— What the exercise asks —
What follows is a set of records, each of which is to be written out exactly.

▼

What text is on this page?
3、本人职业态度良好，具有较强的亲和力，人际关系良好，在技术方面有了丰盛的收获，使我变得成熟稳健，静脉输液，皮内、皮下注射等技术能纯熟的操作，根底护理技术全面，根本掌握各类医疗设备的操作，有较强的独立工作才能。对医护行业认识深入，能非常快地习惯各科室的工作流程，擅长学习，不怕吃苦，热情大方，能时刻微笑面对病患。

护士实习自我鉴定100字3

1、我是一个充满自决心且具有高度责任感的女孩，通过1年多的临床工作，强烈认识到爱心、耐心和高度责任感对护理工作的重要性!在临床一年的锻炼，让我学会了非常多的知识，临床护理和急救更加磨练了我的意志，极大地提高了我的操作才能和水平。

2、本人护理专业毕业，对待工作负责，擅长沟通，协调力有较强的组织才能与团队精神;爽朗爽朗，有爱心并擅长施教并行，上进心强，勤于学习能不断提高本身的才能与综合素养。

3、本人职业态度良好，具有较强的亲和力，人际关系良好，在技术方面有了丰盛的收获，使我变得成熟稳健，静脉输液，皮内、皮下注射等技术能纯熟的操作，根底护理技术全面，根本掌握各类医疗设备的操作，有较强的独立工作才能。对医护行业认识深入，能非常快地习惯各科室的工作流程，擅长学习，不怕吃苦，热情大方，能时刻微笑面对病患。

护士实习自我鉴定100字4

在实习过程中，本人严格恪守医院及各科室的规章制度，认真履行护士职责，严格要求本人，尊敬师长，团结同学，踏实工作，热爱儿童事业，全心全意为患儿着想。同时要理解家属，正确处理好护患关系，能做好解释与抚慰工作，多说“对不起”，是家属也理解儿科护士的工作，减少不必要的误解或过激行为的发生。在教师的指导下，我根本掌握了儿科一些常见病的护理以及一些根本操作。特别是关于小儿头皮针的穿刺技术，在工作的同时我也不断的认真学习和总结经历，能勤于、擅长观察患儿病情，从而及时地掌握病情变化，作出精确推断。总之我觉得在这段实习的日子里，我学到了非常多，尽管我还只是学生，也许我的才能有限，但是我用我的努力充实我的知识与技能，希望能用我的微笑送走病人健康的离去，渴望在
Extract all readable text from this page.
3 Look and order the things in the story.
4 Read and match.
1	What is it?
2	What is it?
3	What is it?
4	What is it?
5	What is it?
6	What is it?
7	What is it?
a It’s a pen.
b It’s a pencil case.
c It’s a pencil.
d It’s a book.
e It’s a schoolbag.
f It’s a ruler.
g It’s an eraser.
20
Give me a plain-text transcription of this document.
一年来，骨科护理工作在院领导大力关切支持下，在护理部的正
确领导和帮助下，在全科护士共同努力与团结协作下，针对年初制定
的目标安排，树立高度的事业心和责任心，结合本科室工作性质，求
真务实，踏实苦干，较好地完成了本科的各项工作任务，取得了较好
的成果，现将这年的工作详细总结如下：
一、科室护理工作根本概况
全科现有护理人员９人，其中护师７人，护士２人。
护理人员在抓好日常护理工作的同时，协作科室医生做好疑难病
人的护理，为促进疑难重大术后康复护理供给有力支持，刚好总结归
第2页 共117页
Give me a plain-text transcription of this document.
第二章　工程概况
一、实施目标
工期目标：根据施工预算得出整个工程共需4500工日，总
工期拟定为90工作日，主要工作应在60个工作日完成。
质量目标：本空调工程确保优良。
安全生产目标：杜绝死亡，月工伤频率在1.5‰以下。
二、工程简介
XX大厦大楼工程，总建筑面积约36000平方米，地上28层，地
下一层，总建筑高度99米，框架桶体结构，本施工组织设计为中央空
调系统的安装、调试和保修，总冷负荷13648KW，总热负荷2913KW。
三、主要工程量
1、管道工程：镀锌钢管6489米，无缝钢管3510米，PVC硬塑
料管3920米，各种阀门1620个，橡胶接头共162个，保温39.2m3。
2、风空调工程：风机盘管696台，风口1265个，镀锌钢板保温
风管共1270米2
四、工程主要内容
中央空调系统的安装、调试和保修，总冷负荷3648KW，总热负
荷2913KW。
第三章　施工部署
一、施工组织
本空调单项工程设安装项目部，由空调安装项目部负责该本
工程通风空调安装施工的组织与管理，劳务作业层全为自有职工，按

▲

— Complete answer —
What text is on this page?
3、本人职业态度良好，具有较强的亲和力，人际关系良好，在技术方面有了丰盛的收获，使我变得成熟稳健，静脉输液，皮内、皮下注射等技术能纯熟的操作，根底护理技术全面，根本掌握各类医疗设备的操作，有较强的独立工作才能。对医护行业认识深入，能非常快地习惯各科室的工作流程，擅长学习，不怕吃苦，热情大方，能时刻微笑面对病患。

护士实习自我鉴定100字3

1、我是一个充满自决心且具有高度责任感的女孩，通过1年多的临床工作，强烈认识到爱心、耐心和高度责任感对护理工作的重要性!在临床一年的锻炼，让我学会了非常多的知识，临床护理和急救更加磨练了我的意志，极大地提高了我的操作才能和水平。

2、本人护理专业毕业，对待工作负责，擅长沟通，协调力有较强的组织才能与团队精神;爽朗爽朗，有爱心并擅长施教并行，上进心强，勤于学习能不断提高本身的才能与综合素养。

3、本人职业态度良好，具有较强的亲和力，人际关系良好，在技术方面有了丰盛的收获，使我变得成熟稳健，静脉输液，皮内、皮下注射等技术能纯熟的操作，根底护理技术全面，根本掌握各类医疗设备的操作，有较强的独立工作才能。对医护行业认识深入，能非常快地习惯各科室的工作流程，擅长学习，不怕吃苦，热情大方，能时刻微笑面对病患。

护士实习自我鉴定100字4

在实习过程中，本人严格恪守医院及各科室的规章制度，认真履行护士职责，严格要求本人，尊敬师长，团结同学，踏实工作，热爱儿童事业，全心全意为患儿着想。同时要理解家属，正确处理好护患关系，能做好解释与抚慰工作，多说“对不起”，是家属也理解儿科护士的工作，减少不必要的误解或过激行为的发生。在教师的指导下，我根本掌握了儿科一些常见病的护理以及一些根本操作。特别是关于小儿头皮针的穿刺技术，在工作的同时我也不断的认真学习和总结经历，能勤于、擅长观察患儿病情，从而及时地掌握病情变化，作出精确推断。总之我觉得在这段实习的日子里，我学到了非常多，尽管我还只是学生，也许我的才能有限，但是我用我的努力充实我的知识与技能，希望能用我的微笑送走病人健康的离去，渴望在
Extract all readable text from this page.
3 Look and order the things in the story.
4 Read and match.
1	What is it?
2	What is it?
3	What is it?
4	What is it?
5	What is it?
6	What is it?
7	What is it?
a It’s a pen.
b It’s a pencil case.
c It’s a pencil.
d It’s a book.
e It’s a schoolbag.
f It’s a ruler.
g It’s an eraser.
20
Give me a plain-text transcription of this document.
一年来，骨科护理工作在院领导大力关切支持下，在护理部的正
确领导和帮助下，在全科护士共同努力与团结协作下，针对年初制定
的目标安排，树立高度的事业心和责任心，结合本科室工作性质，求
真务实，踏实苦干，较好地完成了本科的各项工作任务，取得了较好
的成果，现将这年的工作详细总结如下：
一、科室护理工作根本概况
全科现有护理人员９人，其中护师７人，护士２人。
护理人员在抓好日常护理工作的同时，协作科室医生做好疑难病
人的护理，为促进疑难重大术后康复护理供给有力支持，刚好总结归
第2页 共117页
Give me a plain-text transcription of this document.
第二章　工程概况
一、实施目标
工期目标：根据施工预算得出整个工程共需4500工日，总
工期拟定为90工作日，主要工作应在60个工作日完成。
质量目标：本空调工程确保优良。
安全生产目标：杜绝死亡，月工伤频率在1.5‰以下。
二、工程简介
XX大厦大楼工程，总建筑面积约36000平方米，地上28层，地
下一层，总建筑高度99米，框架桶体结构，本施工组织设计为中央空
调系统的安装、调试和保修，总冷负荷13648KW，总热负荷2913KW。
三、主要工程量
1、管道工程：镀锌钢管6489米，无缝钢管3510米，PVC硬塑
料管3920米，各种阀门1620个，橡胶接头共162个，保温39.2m3。
2、风空调工程：风机盘管696台，风口1265个，镀锌钢板保温
风管共1270米2
四、工程主要内容
中央空调系统的安装、调试和保修，总冷负荷3648KW，总热负
荷2913KW。
第三章　施工部署
一、施工组织
本空调单项工程设安装项目部，由空调安装项目部负责该本
工程通风空调安装施工的组织与管理，劳务作业层全为自有职工，按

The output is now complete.